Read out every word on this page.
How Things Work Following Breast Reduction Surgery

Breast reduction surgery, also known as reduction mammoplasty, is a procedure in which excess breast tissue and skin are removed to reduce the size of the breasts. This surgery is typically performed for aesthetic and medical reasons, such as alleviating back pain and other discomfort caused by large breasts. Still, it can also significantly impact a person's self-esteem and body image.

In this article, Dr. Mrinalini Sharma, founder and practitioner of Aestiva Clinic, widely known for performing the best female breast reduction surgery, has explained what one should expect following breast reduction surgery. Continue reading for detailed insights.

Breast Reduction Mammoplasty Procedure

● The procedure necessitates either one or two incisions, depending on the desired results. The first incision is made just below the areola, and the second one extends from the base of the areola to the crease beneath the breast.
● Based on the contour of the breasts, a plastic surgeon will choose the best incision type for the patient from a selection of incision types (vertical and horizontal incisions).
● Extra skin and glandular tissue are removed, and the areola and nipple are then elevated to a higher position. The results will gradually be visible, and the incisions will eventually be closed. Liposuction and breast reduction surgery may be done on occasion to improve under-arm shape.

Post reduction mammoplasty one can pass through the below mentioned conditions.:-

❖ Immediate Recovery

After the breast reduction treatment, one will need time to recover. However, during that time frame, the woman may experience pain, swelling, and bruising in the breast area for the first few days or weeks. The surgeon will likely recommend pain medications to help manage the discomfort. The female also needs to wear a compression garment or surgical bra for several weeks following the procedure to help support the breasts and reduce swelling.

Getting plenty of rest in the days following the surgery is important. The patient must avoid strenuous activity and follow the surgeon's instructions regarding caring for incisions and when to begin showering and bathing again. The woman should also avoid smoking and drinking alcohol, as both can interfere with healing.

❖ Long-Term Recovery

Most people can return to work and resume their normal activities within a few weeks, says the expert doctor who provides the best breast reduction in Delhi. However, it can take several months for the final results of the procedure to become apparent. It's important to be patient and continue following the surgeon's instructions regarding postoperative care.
**********
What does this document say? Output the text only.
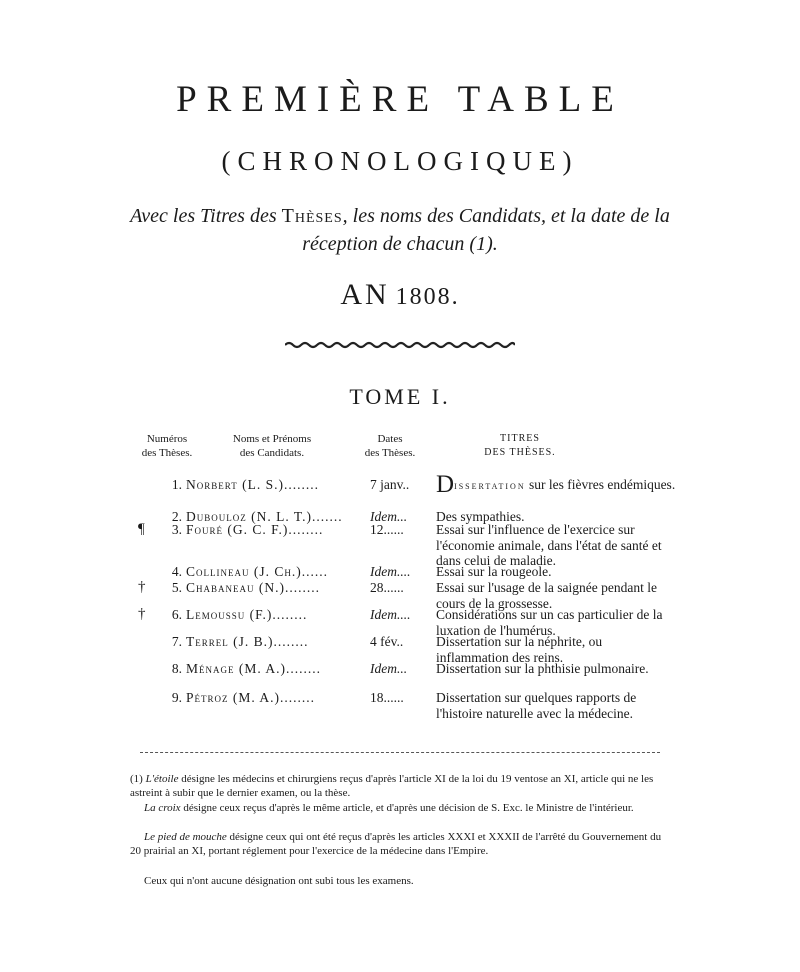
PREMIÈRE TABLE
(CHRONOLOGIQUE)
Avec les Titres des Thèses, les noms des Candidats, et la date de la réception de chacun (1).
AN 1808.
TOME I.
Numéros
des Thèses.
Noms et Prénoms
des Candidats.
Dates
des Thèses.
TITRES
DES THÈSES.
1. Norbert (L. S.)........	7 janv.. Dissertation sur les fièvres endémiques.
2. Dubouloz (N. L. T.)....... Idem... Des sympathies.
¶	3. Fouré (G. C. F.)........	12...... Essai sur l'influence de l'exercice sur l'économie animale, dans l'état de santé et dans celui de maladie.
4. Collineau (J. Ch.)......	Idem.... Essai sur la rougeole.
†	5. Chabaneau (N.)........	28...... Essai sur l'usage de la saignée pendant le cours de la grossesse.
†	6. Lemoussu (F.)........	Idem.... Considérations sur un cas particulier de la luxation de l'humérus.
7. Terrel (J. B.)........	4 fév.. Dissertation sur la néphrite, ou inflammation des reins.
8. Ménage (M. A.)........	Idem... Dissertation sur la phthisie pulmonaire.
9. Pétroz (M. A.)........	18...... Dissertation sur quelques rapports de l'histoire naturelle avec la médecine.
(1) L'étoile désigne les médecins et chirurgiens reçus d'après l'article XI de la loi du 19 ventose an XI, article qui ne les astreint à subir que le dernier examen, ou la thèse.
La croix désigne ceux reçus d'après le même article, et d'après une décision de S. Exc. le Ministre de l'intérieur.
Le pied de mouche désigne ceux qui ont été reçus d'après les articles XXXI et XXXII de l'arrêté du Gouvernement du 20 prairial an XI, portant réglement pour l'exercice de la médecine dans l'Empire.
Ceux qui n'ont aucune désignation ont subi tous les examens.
**********
TASK STATEMENT:
Look through the entries above and report each line where the string "instructions" occurs.

FULL ANSWER:
Getting plenty of rest in the days following the surgery is important. The patient must avoid strenuous activity and follow the surgeon's instructions regarding caring for incisions and when to begin showering and bathing again. The woman should also avoid smoking and drinking alcohol, as both can interfere with healing.
Most people can return to work and resume their normal activities within a few weeks, says the expert doctor who provides the best breast reduction in Delhi. However, it can take several months for the final results of the procedure to become apparent. It's important to be patient and continue following the surgeon's instructions regarding postoperative care.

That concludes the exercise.